:: Data for processing ::

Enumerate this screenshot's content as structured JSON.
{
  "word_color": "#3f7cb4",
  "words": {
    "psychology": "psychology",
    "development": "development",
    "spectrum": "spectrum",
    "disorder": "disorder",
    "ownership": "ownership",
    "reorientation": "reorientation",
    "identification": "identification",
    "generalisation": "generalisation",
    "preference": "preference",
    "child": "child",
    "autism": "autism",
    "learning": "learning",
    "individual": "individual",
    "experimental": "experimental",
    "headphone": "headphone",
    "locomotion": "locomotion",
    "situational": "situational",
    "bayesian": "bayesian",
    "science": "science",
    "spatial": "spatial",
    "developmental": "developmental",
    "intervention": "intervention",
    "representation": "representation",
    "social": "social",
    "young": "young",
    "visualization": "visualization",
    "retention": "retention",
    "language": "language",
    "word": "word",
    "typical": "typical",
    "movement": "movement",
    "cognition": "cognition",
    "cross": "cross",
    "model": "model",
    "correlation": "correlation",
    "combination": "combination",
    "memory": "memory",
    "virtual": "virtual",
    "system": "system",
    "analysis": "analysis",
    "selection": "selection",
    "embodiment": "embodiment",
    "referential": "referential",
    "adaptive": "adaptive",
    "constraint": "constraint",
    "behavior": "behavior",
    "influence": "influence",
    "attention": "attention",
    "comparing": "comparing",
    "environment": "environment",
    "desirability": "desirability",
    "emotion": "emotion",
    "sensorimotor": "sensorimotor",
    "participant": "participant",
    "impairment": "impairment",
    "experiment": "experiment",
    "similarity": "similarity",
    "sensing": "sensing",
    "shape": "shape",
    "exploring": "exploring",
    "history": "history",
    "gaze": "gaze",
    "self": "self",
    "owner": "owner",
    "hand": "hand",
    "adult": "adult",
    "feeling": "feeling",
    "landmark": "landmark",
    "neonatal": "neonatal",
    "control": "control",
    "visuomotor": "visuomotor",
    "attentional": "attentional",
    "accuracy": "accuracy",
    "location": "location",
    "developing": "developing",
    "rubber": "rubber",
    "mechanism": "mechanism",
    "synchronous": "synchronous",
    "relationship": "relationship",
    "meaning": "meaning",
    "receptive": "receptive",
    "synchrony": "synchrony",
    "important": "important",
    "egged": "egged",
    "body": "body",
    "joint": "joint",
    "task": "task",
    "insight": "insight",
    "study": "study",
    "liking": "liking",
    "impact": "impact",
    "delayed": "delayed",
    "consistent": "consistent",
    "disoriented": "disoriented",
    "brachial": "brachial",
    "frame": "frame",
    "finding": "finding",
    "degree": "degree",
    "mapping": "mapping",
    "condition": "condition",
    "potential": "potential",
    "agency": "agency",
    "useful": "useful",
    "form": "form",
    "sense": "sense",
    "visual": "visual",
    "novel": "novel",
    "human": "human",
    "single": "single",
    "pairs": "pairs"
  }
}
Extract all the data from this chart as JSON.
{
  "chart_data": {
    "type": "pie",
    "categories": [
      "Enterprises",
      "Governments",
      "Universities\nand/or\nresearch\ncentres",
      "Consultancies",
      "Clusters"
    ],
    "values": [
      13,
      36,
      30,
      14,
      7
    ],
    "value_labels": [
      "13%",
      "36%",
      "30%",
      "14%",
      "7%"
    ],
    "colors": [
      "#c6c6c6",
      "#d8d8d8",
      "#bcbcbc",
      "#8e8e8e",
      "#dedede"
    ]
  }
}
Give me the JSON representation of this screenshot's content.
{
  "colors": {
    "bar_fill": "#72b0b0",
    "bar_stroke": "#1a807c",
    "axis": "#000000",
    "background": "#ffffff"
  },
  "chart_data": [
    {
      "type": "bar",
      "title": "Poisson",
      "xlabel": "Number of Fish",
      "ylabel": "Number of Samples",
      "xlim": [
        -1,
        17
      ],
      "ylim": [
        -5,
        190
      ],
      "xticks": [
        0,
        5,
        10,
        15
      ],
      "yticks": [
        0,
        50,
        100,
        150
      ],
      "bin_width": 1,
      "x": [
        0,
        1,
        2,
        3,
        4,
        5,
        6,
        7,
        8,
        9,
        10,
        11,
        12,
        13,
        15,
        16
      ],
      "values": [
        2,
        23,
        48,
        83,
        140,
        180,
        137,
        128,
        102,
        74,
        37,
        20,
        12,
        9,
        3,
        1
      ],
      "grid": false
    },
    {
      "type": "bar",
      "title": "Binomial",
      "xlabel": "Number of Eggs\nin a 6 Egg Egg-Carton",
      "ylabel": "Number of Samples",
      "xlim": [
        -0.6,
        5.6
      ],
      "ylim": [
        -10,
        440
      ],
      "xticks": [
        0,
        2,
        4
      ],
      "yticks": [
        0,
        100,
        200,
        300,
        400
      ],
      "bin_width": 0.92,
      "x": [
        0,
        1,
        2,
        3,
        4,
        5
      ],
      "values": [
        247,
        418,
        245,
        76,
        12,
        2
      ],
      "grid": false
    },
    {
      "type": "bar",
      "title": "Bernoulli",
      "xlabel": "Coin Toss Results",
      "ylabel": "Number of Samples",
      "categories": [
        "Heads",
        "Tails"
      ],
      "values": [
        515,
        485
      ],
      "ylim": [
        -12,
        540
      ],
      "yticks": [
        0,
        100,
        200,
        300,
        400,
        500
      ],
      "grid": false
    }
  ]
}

:::

- **Task to carry out**:
Copy out every line from the data above that has "JSON" in it.

- **Reply to the task**:
Enumerate this screenshot's content as structured JSON.
Extract all the data from this chart as JSON.
Give me the JSON representation of this screenshot's content.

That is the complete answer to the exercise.